§ **Task prompt**
Your task is to transcribe the data in full.

§ **Given data**
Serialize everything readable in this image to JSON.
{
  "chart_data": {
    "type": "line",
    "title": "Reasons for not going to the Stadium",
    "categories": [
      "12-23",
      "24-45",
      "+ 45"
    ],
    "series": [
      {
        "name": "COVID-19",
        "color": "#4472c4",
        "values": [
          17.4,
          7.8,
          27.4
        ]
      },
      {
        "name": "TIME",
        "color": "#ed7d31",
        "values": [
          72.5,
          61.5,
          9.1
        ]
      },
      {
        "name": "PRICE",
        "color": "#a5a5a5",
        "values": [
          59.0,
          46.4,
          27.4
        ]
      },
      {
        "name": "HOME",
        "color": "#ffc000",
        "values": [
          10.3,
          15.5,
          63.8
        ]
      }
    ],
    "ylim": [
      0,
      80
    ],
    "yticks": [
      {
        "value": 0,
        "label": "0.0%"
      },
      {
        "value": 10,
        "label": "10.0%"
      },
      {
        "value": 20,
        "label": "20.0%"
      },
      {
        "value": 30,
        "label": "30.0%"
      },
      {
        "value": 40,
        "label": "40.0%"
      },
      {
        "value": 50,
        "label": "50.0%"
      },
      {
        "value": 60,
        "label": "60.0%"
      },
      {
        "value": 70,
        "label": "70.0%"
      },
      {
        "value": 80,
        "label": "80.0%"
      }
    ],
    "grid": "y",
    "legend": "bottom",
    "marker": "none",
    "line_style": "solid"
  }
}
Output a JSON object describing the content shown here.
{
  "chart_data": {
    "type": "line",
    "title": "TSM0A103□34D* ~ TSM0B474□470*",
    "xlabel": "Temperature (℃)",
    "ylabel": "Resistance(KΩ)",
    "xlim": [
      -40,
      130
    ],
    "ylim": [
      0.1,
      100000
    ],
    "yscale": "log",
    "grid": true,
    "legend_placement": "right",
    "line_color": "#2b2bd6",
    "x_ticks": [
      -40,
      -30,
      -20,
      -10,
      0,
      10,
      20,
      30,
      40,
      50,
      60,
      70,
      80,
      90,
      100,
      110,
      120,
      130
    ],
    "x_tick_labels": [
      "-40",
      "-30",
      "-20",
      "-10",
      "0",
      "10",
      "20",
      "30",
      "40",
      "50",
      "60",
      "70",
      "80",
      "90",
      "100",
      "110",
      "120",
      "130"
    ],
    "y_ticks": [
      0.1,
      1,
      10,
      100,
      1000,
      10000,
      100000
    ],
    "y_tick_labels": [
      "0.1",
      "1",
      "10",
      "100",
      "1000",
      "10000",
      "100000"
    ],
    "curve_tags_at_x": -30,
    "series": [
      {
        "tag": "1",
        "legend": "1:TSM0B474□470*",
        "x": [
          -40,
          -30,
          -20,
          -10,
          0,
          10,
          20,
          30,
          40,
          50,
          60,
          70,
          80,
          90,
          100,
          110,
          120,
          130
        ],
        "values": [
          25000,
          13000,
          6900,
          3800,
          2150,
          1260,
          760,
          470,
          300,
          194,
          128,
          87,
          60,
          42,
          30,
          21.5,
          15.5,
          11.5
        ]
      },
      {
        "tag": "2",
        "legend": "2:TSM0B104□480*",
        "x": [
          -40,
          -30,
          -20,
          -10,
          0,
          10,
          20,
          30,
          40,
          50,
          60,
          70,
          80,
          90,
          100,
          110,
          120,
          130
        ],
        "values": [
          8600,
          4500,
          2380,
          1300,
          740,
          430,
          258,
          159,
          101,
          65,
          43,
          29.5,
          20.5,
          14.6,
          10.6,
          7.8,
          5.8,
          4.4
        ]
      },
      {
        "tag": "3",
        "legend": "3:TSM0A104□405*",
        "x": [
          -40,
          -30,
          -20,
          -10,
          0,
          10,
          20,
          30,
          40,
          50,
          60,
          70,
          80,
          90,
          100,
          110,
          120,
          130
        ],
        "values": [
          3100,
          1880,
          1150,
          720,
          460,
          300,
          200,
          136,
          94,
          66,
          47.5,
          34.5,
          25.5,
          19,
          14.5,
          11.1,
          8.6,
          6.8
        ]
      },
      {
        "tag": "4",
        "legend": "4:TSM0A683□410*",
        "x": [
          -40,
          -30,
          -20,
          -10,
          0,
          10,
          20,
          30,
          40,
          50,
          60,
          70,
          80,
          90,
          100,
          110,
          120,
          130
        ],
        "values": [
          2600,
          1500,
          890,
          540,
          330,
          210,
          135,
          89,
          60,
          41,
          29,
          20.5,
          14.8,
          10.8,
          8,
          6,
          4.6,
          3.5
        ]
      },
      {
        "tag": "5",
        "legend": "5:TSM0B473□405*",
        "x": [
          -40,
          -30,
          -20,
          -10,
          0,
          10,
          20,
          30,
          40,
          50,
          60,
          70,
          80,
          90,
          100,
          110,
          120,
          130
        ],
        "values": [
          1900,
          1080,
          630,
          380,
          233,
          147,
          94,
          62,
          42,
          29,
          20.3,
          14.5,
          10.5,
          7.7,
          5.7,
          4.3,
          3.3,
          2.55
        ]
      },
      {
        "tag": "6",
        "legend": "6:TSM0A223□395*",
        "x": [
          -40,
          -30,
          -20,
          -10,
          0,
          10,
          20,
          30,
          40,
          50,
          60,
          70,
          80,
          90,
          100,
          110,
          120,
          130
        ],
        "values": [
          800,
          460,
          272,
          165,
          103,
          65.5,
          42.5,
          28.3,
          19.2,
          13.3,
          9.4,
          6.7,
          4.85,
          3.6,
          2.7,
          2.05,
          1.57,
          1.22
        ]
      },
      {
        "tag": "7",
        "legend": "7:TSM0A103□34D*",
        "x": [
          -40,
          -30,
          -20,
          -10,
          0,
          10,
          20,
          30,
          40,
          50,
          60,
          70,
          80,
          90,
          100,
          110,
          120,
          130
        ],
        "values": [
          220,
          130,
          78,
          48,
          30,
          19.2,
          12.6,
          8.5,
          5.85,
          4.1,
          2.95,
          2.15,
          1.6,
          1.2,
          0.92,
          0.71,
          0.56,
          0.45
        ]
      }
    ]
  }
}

§ **Expected answer**
Serialize everything readable in this image to JSON.
{
  "chart_data": {
    "type": "line",
    "title": "Reasons for not going to the Stadium",
    "categories": [
      "12-23",
      "24-45",
      "+ 45"
    ],
    "series": [
      {
        "name": "COVID-19",
        "color": "#4472c4",
        "values": [
          17.4,
          7.8,
          27.4
        ]
      },
      {
        "name": "TIME",
        "color": "#ed7d31",
        "values": [
          72.5,
          61.5,
          9.1
        ]
      },
      {
        "name": "PRICE",
        "color": "#a5a5a5",
        "values": [
          59.0,
          46.4,
          27.4
        ]
      },
      {
        "name": "HOME",
        "color": "#ffc000",
        "values": [
          10.3,
          15.5,
          63.8
        ]
      }
    ],
    "ylim": [
      0,
      80
    ],
    "yticks": [
      {
        "value": 0,
        "label": "0.0%"
      },
      {
        "value": 10,
        "label": "10.0%"
      },
      {
        "value": 20,
        "label": "20.0%"
      },
      {
        "value": 30,
        "label": "30.0%"
      },
      {
        "value": 40,
        "label": "40.0%"
      },
      {
        "value": 50,
        "label": "50.0%"
      },
      {
        "value": 60,
        "label": "60.0%"
      },
      {
        "value": 70,
        "label": "70.0%"
      },
      {
        "value": 80,
        "label": "80.0%"
      }
    ],
    "grid": "y",
    "legend": "bottom",
    "marker": "none",
    "line_style": "solid"
  }
}
Output a JSON object describing the content shown here.
{
  "chart_data": {
    "type": "line",
    "title": "TSM0A103□34D* ~ TSM0B474□470*",
    "xlabel": "Temperature (℃)",
    "ylabel": "Resistance(KΩ)",
    "xlim": [
      -40,
      130
    ],
    "ylim": [
      0.1,
      100000
    ],
    "yscale": "log",
    "grid": true,
    "legend_placement": "right",
    "line_color": "#2b2bd6",
    "x_ticks": [
      -40,
      -30,
      -20,
      -10,
      0,
      10,
      20,
      30,
      40,
      50,
      60,
      70,
      80,
      90,
      100,
      110,
      120,
      130
    ],
    "x_tick_labels": [
      "-40",
      "-30",
      "-20",
      "-10",
      "0",
      "10",
      "20",
      "30",
      "40",
      "50",
      "60",
      "70",
      "80",
      "90",
      "100",
      "110",
      "120",
      "130"
    ],
    "y_ticks": [
      0.1,
      1,
      10,
      100,
      1000,
      10000,
      100000
    ],
    "y_tick_labels": [
      "0.1",
      "1",
      "10",
      "100",
      "1000",
      "10000",
      "100000"
    ],
    "curve_tags_at_x": -30,
    "series": [
      {
        "tag": "1",
        "legend": "1:TSM0B474□470*",
        "x": [
          -40,
          -30,
          -20,
          -10,
          0,
          10,
          20,
          30,
          40,
          50,
          60,
          70,
          80,
          90,
          100,
          110,
          120,
          130
        ],
        "values": [
          25000,
          13000,
          6900,
          3800,
          2150,
          1260,
          760,
          470,
          300,
          194,
          128,
          87,
          60,
          42,
          30,
          21.5,
          15.5,
          11.5
        ]
      },
      {
        "tag": "2",
        "legend": "2:TSM0B104□480*",
        "x": [
          -40,
          -30,
          -20,
          -10,
          0,
          10,
          20,
          30,
          40,
          50,
          60,
          70,
          80,
          90,
          100,
          110,
          120,
          130
        ],
        "values": [
          8600,
          4500,
          2380,
          1300,
          740,
          430,
          258,
          159,
          101,
          65,
          43,
          29.5,
          20.5,
          14.6,
          10.6,
          7.8,
          5.8,
          4.4
        ]
      },
      {
        "tag": "3",
        "legend": "3:TSM0A104□405*",
        "x": [
          -40,
          -30,
          -20,
          -10,
          0,
          10,
          20,
          30,
          40,
          50,
          60,
          70,
          80,
          90,
          100,
          110,
          120,
          130
        ],
        "values": [
          3100,
          1880,
          1150,
          720,
          460,
          300,
          200,
          136,
          94,
          66,
          47.5,
          34.5,
          25.5,
          19,
          14.5,
          11.1,
          8.6,
          6.8
        ]
      },
      {
        "tag": "4",
        "legend": "4:TSM0A683□410*",
        "x": [
          -40,
          -30,
          -20,
          -10,
          0,
          10,
          20,
          30,
          40,
          50,
          60,
          70,
          80,
          90,
          100,
          110,
          120,
          130
        ],
        "values": [
          2600,
          1500,
          890,
          540,
          330,
          210,
          135,
          89,
          60,
          41,
          29,
          20.5,
          14.8,
          10.8,
          8,
          6,
          4.6,
          3.5
        ]
      },
      {
        "tag": "5",
        "legend": "5:TSM0B473□405*",
        "x": [
          -40,
          -30,
          -20,
          -10,
          0,
          10,
          20,
          30,
          40,
          50,
          60,
          70,
          80,
          90,
          100,
          110,
          120,
          130
        ],
        "values": [
          1900,
          1080,
          630,
          380,
          233,
          147,
          94,
          62,
          42,
          29,
          20.3,
          14.5,
          10.5,
          7.7,
          5.7,
          4.3,
          3.3,
          2.55
        ]
      },
      {
        "tag": "6",
        "legend": "6:TSM0A223□395*",
        "x": [
          -40,
          -30,
          -20,
          -10,
          0,
          10,
          20,
          30,
          40,
          50,
          60,
          70,
          80,
          90,
          100,
          110,
          120,
          130
        ],
        "values": [
          800,
          460,
          272,
          165,
          103,
          65.5,
          42.5,
          28.3,
          19.2,
          13.3,
          9.4,
          6.7,
          4.85,
          3.6,
          2.7,
          2.05,
          1.57,
          1.22
        ]
      },
      {
        "tag": "7",
        "legend": "7:TSM0A103□34D*",
        "x": [
          -40,
          -30,
          -20,
          -10,
          0,
          10,
          20,
          30,
          40,
          50,
          60,
          70,
          80,
          90,
          100,
          110,
          120,
          130
        ],
        "values": [
          220,
          130,
          78,
          48,
          30,
          19.2,
          12.6,
          8.5,
          5.85,
          4.1,
          2.95,
          2.15,
          1.6,
          1.2,
          0.92,
          0.71,
          0.56,
          0.45
        ]
      }
    ]
  }
}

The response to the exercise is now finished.